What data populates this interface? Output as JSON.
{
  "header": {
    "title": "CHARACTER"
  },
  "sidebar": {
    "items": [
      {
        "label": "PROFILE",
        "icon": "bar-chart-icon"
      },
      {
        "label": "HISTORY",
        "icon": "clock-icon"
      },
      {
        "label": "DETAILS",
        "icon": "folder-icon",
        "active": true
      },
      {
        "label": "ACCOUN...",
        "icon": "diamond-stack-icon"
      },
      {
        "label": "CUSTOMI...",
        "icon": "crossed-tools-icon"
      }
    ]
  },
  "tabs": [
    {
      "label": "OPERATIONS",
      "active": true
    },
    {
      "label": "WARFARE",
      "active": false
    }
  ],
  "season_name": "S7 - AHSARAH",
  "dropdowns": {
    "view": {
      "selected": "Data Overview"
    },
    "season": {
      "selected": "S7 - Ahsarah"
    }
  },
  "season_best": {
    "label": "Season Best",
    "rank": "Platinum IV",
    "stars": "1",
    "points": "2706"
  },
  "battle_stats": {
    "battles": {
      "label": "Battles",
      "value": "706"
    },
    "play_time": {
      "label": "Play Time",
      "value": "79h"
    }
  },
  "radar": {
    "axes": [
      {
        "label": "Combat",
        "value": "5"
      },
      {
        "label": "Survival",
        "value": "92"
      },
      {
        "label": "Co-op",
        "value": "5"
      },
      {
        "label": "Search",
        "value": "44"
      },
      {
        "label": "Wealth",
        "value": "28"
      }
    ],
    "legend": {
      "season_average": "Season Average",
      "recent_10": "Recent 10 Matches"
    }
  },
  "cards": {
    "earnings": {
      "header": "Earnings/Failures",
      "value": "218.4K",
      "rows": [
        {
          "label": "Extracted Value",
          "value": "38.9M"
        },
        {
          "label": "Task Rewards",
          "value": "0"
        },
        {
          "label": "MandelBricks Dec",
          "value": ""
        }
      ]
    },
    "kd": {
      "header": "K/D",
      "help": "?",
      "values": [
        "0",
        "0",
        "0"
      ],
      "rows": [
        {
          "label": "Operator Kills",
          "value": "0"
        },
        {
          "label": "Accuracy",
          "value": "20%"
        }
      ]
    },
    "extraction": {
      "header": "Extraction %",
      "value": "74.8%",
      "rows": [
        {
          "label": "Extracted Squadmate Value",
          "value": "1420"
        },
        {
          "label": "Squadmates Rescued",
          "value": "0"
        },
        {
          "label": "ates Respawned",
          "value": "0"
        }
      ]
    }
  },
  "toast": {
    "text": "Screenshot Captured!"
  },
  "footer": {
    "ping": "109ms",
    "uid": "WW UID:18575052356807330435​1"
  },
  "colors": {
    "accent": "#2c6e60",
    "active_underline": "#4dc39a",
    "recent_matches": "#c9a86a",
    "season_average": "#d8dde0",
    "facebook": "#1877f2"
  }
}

Work to complete: Transcribe the data. Leave every line exactly as it is.

Answer to the problem:
What data populates this interface? Output as JSON.
{
  "header": {
    "title": "CHARACTER"
  },
  "sidebar": {
    "items": [
      {
        "label": "PROFILE",
        "icon": "bar-chart-icon"
      },
      {
        "label": "HISTORY",
        "icon": "clock-icon"
      },
      {
        "label": "DETAILS",
        "icon": "folder-icon",
        "active": true
      },
      {
        "label": "ACCOUN...",
        "icon": "diamond-stack-icon"
      },
      {
        "label": "CUSTOMI...",
        "icon": "crossed-tools-icon"
      }
    ]
  },
  "tabs": [
    {
      "label": "OPERATIONS",
      "active": true
    },
    {
      "label": "WARFARE",
      "active": false
    }
  ],
  "season_name": "S7 - AHSARAH",
  "dropdowns": {
    "view": {
      "selected": "Data Overview"
    },
    "season": {
      "selected": "S7 - Ahsarah"
    }
  },
  "season_best": {
    "label": "Season Best",
    "rank": "Platinum IV",
    "stars": "1",
    "points": "2706"
  },
  "battle_stats": {
    "battles": {
      "label": "Battles",
      "value": "706"
    },
    "play_time": {
      "label": "Play Time",
      "value": "79h"
    }
  },
  "radar": {
    "axes": [
      {
        "label": "Combat",
        "value": "5"
      },
      {
        "label": "Survival",
        "value": "92"
      },
      {
        "label": "Co-op",
        "value": "5"
      },
      {
        "label": "Search",
        "value": "44"
      },
      {
        "label": "Wealth",
        "value": "28"
      }
    ],
    "legend": {
      "season_average": "Season Average",
      "recent_10": "Recent 10 Matches"
    }
  },
  "cards": {
    "earnings": {
      "header": "Earnings/Failures",
      "value": "218.4K",
      "rows": [
        {
          "label": "Extracted Value",
          "value": "38.9M"
        },
        {
          "label": "Task Rewards",
          "value": "0"
        },
        {
          "label": "MandelBricks Dec",
          "value": ""
        }
      ]
    },
    "kd": {
      "header": "K/D",
      "help": "?",
      "values": [
        "0",
        "0",
        "0"
      ],
      "rows": [
        {
          "label": "Operator Kills",
          "value": "0"
        },
        {
          "label": "Accuracy",
          "value": "20%"
        }
      ]
    },
    "extraction": {
      "header": "Extraction %",
      "value": "74.8%",
      "rows": [
        {
          "label": "Extracted Squadmate Value",
          "value": "1420"
        },
        {
          "label": "Squadmates Rescued",
          "value": "0"
        },
        {
          "label": "ates Respawned",
          "value": "0"
        }
      ]
    }
  },
  "toast": {
    "text": "Screenshot Captured!"
  },
  "footer": {
    "ping": "109ms",
    "uid": "WW UID:18575052356807330435​1"
  },
  "colors": {
    "accent": "#2c6e60",
    "active_underline": "#4dc39a",
    "recent_matches": "#c9a86a",
    "season_average": "#d8dde0",
    "facebook": "#1877f2"
  }
}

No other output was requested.